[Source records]
______

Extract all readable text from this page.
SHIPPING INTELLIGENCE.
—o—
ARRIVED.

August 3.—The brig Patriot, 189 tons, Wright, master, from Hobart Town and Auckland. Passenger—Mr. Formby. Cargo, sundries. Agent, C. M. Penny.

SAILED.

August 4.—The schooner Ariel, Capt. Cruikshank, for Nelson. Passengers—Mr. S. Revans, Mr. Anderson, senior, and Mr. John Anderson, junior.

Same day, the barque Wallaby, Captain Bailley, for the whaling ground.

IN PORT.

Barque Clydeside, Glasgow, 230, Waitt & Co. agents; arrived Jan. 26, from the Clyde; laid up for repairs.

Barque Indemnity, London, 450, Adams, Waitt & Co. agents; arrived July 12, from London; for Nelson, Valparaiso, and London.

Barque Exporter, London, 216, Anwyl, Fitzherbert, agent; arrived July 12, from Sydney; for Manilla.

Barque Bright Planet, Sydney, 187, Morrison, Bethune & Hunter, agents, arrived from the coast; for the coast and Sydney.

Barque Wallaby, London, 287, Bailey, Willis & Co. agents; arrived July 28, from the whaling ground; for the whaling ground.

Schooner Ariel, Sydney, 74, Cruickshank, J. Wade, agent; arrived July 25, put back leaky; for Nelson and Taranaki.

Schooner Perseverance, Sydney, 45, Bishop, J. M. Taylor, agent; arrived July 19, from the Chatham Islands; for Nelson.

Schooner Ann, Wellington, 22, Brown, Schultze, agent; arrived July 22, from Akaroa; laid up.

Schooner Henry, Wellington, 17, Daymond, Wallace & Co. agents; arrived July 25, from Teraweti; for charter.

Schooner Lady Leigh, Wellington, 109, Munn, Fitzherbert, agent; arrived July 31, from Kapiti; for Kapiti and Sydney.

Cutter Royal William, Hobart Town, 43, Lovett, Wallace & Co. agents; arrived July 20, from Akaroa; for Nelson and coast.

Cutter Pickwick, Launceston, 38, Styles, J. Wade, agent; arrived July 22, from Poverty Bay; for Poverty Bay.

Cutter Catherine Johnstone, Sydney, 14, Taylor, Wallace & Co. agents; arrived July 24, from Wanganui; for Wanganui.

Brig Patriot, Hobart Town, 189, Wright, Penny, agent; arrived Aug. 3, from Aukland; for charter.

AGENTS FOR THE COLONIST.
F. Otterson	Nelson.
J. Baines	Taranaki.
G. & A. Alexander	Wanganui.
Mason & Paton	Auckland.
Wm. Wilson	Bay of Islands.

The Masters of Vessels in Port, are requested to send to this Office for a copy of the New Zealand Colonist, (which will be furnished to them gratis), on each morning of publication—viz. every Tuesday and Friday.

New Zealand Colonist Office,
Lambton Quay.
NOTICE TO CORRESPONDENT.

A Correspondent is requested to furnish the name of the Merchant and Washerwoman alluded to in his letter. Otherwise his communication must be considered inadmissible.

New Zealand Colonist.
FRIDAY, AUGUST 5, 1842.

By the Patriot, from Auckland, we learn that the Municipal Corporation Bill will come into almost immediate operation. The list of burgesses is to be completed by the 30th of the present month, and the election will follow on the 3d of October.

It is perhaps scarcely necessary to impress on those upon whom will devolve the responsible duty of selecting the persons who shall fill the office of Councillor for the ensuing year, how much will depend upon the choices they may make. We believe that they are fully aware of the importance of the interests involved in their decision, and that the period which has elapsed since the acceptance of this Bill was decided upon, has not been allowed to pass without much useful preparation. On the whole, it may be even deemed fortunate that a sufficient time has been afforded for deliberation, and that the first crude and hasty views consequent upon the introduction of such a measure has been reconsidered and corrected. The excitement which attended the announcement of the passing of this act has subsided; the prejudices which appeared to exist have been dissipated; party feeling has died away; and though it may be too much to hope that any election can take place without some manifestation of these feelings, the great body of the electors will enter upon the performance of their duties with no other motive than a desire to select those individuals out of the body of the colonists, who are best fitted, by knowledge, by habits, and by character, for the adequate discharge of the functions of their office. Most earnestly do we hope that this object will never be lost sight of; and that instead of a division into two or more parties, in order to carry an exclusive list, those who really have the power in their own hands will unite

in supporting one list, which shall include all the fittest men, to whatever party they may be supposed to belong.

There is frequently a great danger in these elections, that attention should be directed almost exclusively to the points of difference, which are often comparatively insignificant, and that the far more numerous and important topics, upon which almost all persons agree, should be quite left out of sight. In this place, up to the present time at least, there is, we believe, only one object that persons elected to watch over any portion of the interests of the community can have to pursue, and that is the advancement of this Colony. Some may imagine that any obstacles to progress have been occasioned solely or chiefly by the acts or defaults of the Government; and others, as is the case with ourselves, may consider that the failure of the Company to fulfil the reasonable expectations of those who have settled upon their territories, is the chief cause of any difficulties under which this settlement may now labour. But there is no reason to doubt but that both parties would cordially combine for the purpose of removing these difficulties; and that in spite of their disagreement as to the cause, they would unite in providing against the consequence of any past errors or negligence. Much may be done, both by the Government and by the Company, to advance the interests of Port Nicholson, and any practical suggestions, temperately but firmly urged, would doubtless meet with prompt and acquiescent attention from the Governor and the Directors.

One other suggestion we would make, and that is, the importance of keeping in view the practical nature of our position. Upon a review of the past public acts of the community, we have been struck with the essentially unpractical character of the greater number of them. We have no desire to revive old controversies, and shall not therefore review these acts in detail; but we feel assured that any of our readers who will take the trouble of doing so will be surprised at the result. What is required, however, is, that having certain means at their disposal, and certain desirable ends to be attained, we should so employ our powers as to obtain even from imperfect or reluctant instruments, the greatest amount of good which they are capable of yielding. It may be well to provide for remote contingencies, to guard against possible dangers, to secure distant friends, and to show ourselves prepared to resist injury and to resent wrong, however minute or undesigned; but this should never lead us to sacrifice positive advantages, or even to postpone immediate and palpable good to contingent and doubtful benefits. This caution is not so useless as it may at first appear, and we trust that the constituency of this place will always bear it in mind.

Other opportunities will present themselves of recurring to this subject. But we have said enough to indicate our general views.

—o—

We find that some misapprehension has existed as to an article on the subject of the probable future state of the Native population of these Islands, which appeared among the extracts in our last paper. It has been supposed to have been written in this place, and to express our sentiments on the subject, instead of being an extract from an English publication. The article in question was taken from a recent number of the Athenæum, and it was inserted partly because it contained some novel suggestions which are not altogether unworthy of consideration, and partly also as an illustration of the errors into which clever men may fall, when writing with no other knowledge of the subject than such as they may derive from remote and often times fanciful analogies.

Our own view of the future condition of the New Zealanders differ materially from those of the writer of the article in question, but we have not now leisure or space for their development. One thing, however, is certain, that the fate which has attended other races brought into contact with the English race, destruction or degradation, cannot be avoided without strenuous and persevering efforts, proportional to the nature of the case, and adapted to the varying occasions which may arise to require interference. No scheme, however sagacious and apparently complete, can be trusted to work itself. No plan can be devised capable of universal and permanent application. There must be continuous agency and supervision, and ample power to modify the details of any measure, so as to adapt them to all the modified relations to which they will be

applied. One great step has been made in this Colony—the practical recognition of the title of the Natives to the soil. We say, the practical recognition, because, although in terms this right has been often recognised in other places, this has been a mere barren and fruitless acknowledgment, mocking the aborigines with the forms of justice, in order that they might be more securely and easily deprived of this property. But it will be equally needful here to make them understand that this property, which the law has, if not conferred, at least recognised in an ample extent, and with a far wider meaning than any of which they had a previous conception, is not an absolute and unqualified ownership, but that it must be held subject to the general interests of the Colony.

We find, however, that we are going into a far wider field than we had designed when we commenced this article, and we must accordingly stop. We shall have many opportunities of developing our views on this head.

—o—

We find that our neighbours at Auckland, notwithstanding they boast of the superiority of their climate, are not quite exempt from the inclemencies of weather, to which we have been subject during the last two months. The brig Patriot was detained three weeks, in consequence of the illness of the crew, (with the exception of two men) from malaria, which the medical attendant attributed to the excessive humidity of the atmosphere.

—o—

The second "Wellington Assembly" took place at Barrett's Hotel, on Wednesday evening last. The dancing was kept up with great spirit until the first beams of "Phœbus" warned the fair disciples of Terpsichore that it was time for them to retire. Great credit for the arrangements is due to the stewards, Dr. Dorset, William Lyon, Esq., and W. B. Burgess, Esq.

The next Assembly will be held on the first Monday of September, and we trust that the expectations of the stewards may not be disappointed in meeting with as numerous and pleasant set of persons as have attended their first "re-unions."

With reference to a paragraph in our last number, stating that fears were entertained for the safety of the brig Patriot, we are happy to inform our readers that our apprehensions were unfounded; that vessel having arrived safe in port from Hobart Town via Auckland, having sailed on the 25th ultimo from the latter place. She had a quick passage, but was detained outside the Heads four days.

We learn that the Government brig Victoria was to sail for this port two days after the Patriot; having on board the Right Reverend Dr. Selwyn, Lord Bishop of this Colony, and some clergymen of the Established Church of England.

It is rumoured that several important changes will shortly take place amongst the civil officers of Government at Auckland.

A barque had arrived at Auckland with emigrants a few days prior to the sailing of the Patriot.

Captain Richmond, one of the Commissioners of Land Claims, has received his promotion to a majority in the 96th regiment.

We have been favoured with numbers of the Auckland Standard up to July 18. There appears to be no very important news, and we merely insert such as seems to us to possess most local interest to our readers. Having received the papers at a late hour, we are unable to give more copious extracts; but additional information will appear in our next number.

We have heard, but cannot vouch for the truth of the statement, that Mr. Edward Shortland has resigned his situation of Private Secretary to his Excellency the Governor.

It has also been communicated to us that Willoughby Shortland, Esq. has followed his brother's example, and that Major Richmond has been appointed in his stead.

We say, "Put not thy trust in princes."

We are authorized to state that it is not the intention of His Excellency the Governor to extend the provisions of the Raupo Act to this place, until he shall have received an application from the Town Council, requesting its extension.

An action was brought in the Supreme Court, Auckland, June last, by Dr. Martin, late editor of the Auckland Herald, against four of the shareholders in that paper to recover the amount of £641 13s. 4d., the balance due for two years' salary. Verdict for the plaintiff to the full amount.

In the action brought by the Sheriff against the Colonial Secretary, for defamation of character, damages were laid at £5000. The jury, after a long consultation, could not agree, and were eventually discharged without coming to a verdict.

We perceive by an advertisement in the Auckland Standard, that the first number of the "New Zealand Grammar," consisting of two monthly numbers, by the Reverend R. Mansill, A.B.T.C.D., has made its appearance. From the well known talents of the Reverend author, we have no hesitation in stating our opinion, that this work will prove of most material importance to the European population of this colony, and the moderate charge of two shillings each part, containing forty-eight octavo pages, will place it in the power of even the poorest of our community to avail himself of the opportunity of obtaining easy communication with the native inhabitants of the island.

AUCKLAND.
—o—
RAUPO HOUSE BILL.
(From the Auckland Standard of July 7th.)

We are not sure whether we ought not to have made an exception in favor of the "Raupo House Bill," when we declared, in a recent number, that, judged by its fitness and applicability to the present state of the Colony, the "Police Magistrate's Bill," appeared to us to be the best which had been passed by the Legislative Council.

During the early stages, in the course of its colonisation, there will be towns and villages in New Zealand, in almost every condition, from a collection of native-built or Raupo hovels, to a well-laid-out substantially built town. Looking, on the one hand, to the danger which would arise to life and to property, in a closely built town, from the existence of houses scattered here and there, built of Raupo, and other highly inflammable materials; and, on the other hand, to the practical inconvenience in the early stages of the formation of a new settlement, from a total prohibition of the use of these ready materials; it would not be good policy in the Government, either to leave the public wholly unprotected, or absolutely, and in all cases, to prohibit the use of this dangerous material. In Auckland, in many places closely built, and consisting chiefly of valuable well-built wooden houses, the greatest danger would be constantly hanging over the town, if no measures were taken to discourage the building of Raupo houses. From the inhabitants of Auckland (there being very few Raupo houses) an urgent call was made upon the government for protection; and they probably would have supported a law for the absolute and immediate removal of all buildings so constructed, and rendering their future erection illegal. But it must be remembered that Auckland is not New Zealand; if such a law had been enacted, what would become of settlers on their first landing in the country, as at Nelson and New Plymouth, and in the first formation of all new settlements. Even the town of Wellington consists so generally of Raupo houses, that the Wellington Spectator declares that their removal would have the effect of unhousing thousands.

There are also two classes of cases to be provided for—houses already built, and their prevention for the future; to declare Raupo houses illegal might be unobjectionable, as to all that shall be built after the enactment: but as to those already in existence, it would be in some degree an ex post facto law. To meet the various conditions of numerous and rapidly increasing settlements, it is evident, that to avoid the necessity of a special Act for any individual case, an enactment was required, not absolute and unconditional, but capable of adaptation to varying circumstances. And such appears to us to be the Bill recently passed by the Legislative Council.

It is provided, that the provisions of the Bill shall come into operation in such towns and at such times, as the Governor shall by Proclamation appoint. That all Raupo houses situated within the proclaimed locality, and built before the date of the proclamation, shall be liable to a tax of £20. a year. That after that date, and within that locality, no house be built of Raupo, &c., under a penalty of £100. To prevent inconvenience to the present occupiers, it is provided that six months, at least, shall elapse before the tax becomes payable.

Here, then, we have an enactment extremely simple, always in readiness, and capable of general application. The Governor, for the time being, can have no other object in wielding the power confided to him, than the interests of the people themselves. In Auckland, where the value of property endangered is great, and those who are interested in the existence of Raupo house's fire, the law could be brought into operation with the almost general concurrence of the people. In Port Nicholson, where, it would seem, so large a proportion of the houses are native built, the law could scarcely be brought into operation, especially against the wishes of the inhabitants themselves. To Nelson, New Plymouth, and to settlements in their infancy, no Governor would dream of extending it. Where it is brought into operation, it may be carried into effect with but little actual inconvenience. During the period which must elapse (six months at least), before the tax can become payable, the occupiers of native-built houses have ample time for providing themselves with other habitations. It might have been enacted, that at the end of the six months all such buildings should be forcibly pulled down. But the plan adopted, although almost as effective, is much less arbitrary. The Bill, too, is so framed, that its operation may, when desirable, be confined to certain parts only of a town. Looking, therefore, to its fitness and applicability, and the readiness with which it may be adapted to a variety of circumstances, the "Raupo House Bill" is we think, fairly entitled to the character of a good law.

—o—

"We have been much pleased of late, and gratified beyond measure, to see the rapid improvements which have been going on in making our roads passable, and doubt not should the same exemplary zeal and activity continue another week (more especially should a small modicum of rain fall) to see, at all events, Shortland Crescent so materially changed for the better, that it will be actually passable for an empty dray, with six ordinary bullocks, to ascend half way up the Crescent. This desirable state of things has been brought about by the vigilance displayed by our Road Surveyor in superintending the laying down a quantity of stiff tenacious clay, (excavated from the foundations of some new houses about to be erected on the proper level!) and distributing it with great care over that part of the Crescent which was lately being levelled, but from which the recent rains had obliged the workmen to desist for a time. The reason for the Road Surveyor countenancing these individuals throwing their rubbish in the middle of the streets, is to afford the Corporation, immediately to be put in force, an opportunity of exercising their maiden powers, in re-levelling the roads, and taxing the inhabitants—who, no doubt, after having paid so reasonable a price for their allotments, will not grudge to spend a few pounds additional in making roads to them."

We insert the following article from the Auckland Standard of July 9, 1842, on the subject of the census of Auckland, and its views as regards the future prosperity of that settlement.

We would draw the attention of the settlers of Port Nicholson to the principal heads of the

______

Copy out every line from the records that has the word "coast".

■ TASK ANSWER:
Barque Bright Planet, Sydney, 187, Morrison, Bethune & Hunter, agents, arrived from the coast; for the coast and Sydney.
Cutter Royal William, Hobart Town, 43, Lovett, Wallace & Co. agents; arrived July 20, from Akaroa; for Nelson and coast.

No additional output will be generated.